**WRITTEN TASK:** Pick out each line of the records that includes the string "plazo", and copy it.

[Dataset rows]
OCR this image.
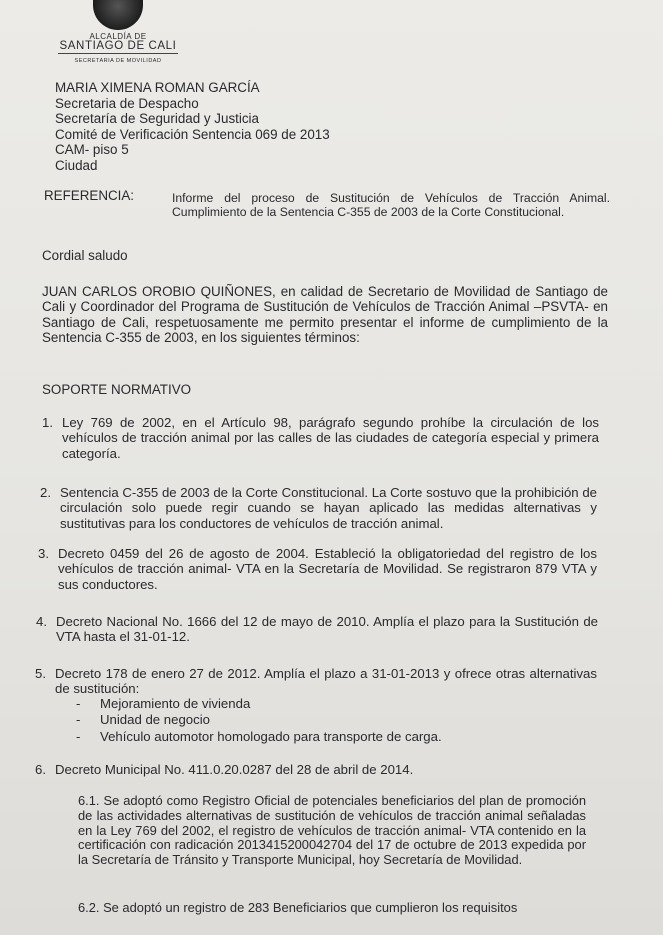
ALCALDÍA DE
SANTIAGO DE CALI
SECRETARIA DE MOVILIDAD
MARIA XIMENA ROMAN GARCÍA
Secretaria de Despacho
Secretaría de Seguridad y Justicia
Comité de Verificación Sentencia 069 de 2013
CAM- piso 5
Ciudad
REFERENCIA:	Informe del proceso de Sustitución de Vehículos de Tracción Animal. Cumplimiento de la Sentencia C-355 de 2003 de la Corte Constitucional.
Cordial saludo
JUAN CARLOS OROBIO QUIÑONES, en calidad de Secretario de Movilidad de Santiago de Cali y Coordinador del Programa de Sustitución de Vehículos de Tracción Animal –PSVTA- en Santiago de Cali, respetuosamente me permito presentar el informe de cumplimiento de la Sentencia C-355 de 2003, en los siguientes términos:
SOPORTE NORMATIVO
1. Ley 769 de 2002, en el Artículo 98, parágrafo segundo prohíbe la circulación de los vehículos de tracción animal por las calles de las ciudades de categoría especial y primera categoría.
2. Sentencia C-355 de 2003 de la Corte Constitucional. La Corte sostuvo que la prohibición de circulación solo puede regir cuando se hayan aplicado las medidas alternativas y sustitutivas para los conductores de vehículos de tracción animal.
3. Decreto 0459 del 26 de agosto de 2004. Estableció la obligatoriedad del registro de los vehículos de tracción animal- VTA en la Secretaría de Movilidad. Se registraron 879 VTA y sus conductores.
4. Decreto Nacional No. 1666 del 12 de mayo de 2010. Amplía el plazo para la Sustitución de VTA hasta el 31-01-12.
5. Decreto 178 de enero 27 de 2012. Amplía el plazo a 31-01-2013 y ofrece otras alternativas de sustitución:
- Mejoramiento de vivienda
- Unidad de negocio
- Vehículo automotor homologado para transporte de carga.
6. Decreto Municipal No. 411.0.20.0287 del 28 de abril de 2014.
6.1. Se adoptó como Registro Oficial de potenciales beneficiarios del plan de promoción de las actividades alternativas de sustitución de vehículos de tracción animal señaladas en la Ley 769 del 2002, el registro de vehículos de tracción animal- VTA contenido en la certificación con radicación 2013415200042704 del 17 de octubre de 2013 expedida por la Secretaría de Tránsito y Transporte Municipal, hoy Secretaría de Movilidad.
6.2. Se adoptó un registro de 283 Beneficiarios que cumplieron los requisitos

**WRITTEN SOLUTION:**
4. Decreto Nacional No. 1666 del 12 de mayo de 2010. Amplía el plazo para la Sustitución de VTA hasta el 31-01-12.
5. Decreto 178 de enero 27 de 2012. Amplía el plazo a 31-01-2013 y ofrece otras alternativas de sustitución:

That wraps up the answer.